• [PROBLEM STATEMENT]
Copy everything in the listing below word for word, apart from any images.

• [RAW DATA]
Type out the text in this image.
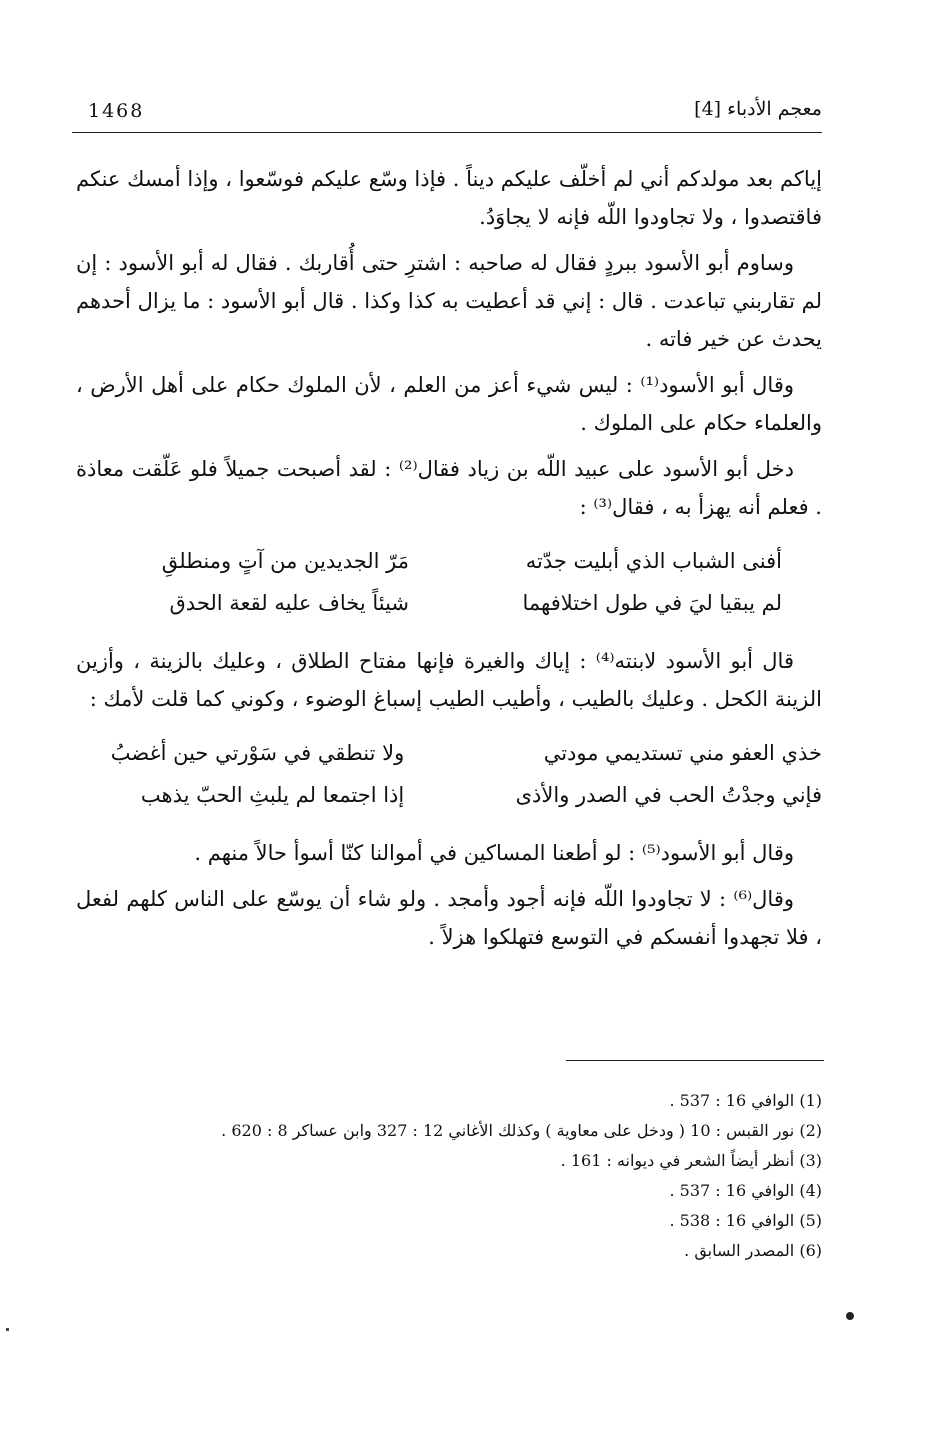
1468	معجم الأدباء [4]

إياكم بعد مولدكم أني لم أخلّف عليكم ديناً . فإذا وسّع عليكم فوسّعوا ، وإذا أمسك عنكم فاقتصدوا ، ولا تجاودوا اللّه فإنه لا يجاوَدُ.

وساوم أبو الأسود ببردٍ فقال له صاحبه : اشترِ حتى أُقاربك . فقال له أبو الأسود : إن لم تقاربني تباعدت . قال : إني قد أعطيت به كذا وكذا . قال أبو الأسود : ما يزال أحدهم يحدث عن خير فاته .

وقال أبو الأسود⁽¹⁾ : ليس شيء أعز من العلم ، لأن الملوك حكام على أهل الأرض ، والعلماء حكام على الملوك .

دخل أبو الأسود على عبيد اللّه بن زياد فقال⁽²⁾ : لقد أصبحت جميلاً فلو عَلّقت معاذة . فعلم أنه يهزأ به ، فقال⁽³⁾ :

أفنى الشباب الذي أبليت جدّته
مَرّ الجديدين من آتٍ ومنطلقِ
لم يبقيا ليَ في طول اختلافهما
شيئاً يخاف عليه لقعة الحدق

قال أبو الأسود لابنته⁽⁴⁾ : إياك والغيرة فإنها مفتاح الطلاق ، وعليك بالزينة ، وأزين الزينة الكحل . وعليك بالطيب ، وأطيب الطيب إسباغ الوضوء ، وكوني كما قلت لأمك :

خذي العفو مني تستديمي مودتي
ولا تنطقي في سَوْرتي حين أغضبُ
فإني وجدْتُ الحب في الصدر والأذى
إذا اجتمعا لم يلبثِ الحبّ يذهب

وقال أبو الأسود⁽⁵⁾ : لو أطعنا المساكين في أموالنا كنّا أسوأ حالاً منهم .

وقال⁽⁶⁾ : لا تجاودوا اللّه فإنه أجود وأمجد . ولو شاء أن يوسّع على الناس كلهم لفعل ، فلا تجهدوا أنفسكم في التوسع فتهلكوا هزلاً .

(1) الوافي 16 : 537 .
(2) نور القبس : 10 ( ودخل على معاوية ) وكذلك الأغاني 12 : 327 وابن عساكر 8 : 620 .
(3) أنظر أيضاً الشعر في ديوانه : 161 .
(4) الوافي 16 : 537 .
(5) الوافي 16 : 538 .
(6) المصدر السابق .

• [COMPLETE RESPONSE]
Type out the text in this image.
1468	معجم الأدباء [4]

إياكم بعد مولدكم أني لم أخلّف عليكم ديناً . فإذا وسّع عليكم فوسّعوا ، وإذا أمسك عنكم فاقتصدوا ، ولا تجاودوا اللّه فإنه لا يجاوَدُ.

وساوم أبو الأسود ببردٍ فقال له صاحبه : اشترِ حتى أُقاربك . فقال له أبو الأسود : إن لم تقاربني تباعدت . قال : إني قد أعطيت به كذا وكذا . قال أبو الأسود : ما يزال أحدهم يحدث عن خير فاته .

وقال أبو الأسود⁽¹⁾ : ليس شيء أعز من العلم ، لأن الملوك حكام على أهل الأرض ، والعلماء حكام على الملوك .

دخل أبو الأسود على عبيد اللّه بن زياد فقال⁽²⁾ : لقد أصبحت جميلاً فلو عَلّقت معاذة . فعلم أنه يهزأ به ، فقال⁽³⁾ :

أفنى الشباب الذي أبليت جدّته
مَرّ الجديدين من آتٍ ومنطلقِ
لم يبقيا ليَ في طول اختلافهما
شيئاً يخاف عليه لقعة الحدق

قال أبو الأسود لابنته⁽⁴⁾ : إياك والغيرة فإنها مفتاح الطلاق ، وعليك بالزينة ، وأزين الزينة الكحل . وعليك بالطيب ، وأطيب الطيب إسباغ الوضوء ، وكوني كما قلت لأمك :

خذي العفو مني تستديمي مودتي
ولا تنطقي في سَوْرتي حين أغضبُ
فإني وجدْتُ الحب في الصدر والأذى
إذا اجتمعا لم يلبثِ الحبّ يذهب

وقال أبو الأسود⁽⁵⁾ : لو أطعنا المساكين في أموالنا كنّا أسوأ حالاً منهم .

وقال⁽⁶⁾ : لا تجاودوا اللّه فإنه أجود وأمجد . ولو شاء أن يوسّع على الناس كلهم لفعل ، فلا تجهدوا أنفسكم في التوسع فتهلكوا هزلاً .

(1) الوافي 16 : 537 .
(2) نور القبس : 10 ( ودخل على معاوية ) وكذلك الأغاني 12 : 327 وابن عساكر 8 : 620 .
(3) أنظر أيضاً الشعر في ديوانه : 161 .
(4) الوافي 16 : 537 .
(5) الوافي 16 : 538 .
(6) المصدر السابق .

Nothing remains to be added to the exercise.